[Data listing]
====================

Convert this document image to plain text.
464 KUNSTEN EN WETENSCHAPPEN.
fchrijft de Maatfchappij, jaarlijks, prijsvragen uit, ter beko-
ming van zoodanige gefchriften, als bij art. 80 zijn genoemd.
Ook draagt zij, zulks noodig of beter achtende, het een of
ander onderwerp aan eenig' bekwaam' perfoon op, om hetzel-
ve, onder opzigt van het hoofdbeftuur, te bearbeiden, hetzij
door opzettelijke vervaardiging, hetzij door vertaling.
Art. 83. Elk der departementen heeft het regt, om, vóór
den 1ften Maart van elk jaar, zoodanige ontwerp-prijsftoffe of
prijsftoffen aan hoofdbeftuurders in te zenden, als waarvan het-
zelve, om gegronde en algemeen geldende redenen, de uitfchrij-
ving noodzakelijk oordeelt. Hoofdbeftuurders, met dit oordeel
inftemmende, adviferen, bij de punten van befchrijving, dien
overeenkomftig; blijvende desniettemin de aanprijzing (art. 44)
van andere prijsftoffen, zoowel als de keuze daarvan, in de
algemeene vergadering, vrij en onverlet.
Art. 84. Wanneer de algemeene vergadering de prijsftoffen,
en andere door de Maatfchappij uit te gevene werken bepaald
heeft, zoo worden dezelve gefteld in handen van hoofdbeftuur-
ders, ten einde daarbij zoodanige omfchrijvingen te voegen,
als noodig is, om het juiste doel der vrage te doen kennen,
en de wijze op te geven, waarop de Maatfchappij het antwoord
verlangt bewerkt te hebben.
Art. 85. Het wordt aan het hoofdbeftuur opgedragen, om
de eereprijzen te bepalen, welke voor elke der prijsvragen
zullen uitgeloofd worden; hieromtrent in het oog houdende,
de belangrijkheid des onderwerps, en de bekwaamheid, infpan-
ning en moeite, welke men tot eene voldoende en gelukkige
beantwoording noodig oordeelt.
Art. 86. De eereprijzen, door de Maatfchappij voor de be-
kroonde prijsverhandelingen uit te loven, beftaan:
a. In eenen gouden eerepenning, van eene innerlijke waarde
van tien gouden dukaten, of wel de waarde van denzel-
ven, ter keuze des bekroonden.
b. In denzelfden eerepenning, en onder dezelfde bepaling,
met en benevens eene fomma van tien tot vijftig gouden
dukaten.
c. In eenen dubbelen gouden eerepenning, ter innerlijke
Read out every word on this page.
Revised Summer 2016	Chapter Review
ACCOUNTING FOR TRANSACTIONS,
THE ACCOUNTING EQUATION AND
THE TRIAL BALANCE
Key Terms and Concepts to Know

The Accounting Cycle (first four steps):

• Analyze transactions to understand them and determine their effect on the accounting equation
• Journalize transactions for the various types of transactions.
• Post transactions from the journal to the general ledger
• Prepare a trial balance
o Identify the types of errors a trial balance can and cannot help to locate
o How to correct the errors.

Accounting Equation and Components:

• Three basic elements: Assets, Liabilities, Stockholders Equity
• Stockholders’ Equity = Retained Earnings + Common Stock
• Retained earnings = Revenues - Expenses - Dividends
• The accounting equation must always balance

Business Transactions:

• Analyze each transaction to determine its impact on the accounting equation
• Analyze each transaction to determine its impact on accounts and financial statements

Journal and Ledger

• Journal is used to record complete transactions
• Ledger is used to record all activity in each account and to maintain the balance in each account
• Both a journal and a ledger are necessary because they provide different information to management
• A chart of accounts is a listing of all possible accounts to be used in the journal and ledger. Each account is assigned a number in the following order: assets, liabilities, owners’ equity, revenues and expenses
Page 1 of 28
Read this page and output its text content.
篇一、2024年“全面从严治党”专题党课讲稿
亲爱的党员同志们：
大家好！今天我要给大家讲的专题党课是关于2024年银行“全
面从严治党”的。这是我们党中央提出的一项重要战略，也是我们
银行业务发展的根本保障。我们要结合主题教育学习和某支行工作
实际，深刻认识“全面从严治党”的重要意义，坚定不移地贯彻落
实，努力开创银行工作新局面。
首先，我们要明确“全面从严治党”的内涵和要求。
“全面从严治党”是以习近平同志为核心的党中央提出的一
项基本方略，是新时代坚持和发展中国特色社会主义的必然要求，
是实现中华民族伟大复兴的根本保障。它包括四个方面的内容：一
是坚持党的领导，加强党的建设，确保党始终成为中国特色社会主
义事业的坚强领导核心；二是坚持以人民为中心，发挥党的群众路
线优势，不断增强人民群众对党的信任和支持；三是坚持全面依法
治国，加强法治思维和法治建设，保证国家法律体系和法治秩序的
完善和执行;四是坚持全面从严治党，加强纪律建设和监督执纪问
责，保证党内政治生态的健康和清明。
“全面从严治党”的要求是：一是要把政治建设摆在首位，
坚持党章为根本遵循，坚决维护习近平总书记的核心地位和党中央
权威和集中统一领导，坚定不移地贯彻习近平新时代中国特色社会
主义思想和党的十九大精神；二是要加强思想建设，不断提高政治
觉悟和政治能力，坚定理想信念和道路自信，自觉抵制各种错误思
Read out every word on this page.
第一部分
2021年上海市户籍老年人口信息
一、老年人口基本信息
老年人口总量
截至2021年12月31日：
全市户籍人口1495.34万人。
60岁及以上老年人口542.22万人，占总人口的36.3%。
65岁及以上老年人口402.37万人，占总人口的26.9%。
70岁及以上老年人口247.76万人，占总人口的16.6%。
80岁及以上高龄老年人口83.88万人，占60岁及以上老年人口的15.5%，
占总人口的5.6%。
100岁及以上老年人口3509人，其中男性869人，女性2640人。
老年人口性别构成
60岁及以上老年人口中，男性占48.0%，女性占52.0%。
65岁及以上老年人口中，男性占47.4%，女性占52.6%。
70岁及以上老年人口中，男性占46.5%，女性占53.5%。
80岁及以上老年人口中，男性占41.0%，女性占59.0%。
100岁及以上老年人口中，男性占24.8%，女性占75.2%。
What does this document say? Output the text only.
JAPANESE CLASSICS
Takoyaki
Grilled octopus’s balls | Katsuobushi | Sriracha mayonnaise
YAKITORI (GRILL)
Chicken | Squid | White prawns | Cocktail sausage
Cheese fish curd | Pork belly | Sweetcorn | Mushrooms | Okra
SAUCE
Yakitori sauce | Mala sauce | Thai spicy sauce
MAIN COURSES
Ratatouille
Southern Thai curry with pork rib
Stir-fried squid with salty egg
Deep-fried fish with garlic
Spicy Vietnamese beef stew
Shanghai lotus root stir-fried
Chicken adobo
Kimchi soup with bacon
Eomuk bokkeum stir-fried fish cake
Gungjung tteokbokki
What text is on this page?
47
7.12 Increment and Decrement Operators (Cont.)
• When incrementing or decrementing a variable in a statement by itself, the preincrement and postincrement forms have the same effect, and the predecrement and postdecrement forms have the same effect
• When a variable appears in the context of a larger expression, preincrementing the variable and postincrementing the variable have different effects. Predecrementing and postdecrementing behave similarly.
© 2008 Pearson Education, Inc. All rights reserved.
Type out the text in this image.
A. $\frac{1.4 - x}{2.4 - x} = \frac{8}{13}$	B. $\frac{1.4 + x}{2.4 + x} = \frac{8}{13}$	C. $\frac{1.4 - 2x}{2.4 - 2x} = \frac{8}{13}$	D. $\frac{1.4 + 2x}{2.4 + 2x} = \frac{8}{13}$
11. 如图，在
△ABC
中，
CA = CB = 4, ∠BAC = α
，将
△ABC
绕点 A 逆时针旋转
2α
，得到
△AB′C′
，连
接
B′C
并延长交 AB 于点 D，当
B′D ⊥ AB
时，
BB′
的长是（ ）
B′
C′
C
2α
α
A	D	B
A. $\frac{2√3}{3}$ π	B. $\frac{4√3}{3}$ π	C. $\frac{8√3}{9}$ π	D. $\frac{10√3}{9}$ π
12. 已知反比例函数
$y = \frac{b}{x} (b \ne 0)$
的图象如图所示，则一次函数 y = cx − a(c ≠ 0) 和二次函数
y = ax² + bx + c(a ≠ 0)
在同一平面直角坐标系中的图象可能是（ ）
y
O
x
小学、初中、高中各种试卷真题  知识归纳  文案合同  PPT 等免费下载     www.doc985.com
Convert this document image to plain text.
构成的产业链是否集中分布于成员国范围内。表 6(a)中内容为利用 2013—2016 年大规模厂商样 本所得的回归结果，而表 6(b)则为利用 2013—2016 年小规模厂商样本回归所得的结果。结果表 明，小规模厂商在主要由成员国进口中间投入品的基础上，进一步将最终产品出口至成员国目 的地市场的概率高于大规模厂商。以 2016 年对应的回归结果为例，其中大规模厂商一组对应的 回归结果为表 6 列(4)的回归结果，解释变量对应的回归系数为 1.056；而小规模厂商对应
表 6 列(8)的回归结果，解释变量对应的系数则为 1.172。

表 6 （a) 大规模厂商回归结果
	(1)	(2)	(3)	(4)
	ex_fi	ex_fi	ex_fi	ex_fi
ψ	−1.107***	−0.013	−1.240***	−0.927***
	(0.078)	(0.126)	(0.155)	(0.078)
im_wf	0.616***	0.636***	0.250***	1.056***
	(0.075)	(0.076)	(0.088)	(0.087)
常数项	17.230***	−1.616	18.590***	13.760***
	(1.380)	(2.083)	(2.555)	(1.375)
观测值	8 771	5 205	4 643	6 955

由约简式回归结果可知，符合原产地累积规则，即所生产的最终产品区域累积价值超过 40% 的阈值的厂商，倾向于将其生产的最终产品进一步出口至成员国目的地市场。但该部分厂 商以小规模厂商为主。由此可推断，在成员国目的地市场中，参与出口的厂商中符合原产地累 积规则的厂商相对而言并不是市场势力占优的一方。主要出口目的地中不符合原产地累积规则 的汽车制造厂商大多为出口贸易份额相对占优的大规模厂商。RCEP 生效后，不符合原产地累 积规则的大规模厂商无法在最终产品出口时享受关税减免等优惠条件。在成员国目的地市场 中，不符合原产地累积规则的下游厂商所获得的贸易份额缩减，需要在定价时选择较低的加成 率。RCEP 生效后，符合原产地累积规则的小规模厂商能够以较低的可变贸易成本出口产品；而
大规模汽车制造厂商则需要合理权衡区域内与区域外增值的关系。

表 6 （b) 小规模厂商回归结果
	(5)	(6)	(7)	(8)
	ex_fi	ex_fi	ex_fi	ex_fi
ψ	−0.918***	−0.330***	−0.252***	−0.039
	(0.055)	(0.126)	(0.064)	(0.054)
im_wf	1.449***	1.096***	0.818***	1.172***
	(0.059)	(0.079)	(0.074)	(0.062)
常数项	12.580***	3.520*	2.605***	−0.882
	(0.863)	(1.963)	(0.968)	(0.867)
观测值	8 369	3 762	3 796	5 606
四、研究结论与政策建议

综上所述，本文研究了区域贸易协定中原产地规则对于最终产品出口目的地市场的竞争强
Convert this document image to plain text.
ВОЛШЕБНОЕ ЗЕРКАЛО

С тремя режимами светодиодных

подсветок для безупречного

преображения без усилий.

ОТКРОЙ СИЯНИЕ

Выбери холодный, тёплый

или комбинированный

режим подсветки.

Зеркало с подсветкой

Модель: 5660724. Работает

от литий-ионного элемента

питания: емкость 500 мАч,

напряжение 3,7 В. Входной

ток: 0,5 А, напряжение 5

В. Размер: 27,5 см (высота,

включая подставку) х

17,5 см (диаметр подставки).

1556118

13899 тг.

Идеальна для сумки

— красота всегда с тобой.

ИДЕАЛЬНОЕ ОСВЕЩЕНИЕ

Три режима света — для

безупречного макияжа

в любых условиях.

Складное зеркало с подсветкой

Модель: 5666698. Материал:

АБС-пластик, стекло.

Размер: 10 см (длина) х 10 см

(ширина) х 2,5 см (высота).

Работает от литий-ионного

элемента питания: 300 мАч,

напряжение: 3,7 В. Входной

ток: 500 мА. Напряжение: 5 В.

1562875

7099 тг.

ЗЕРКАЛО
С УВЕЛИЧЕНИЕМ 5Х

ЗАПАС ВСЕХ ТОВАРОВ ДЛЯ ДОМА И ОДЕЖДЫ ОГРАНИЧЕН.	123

====================

Copy every line of the listing that contains the word "высота".

В. Размер: 27,5 см (высота,
(ширина) х 2,5 см (высота).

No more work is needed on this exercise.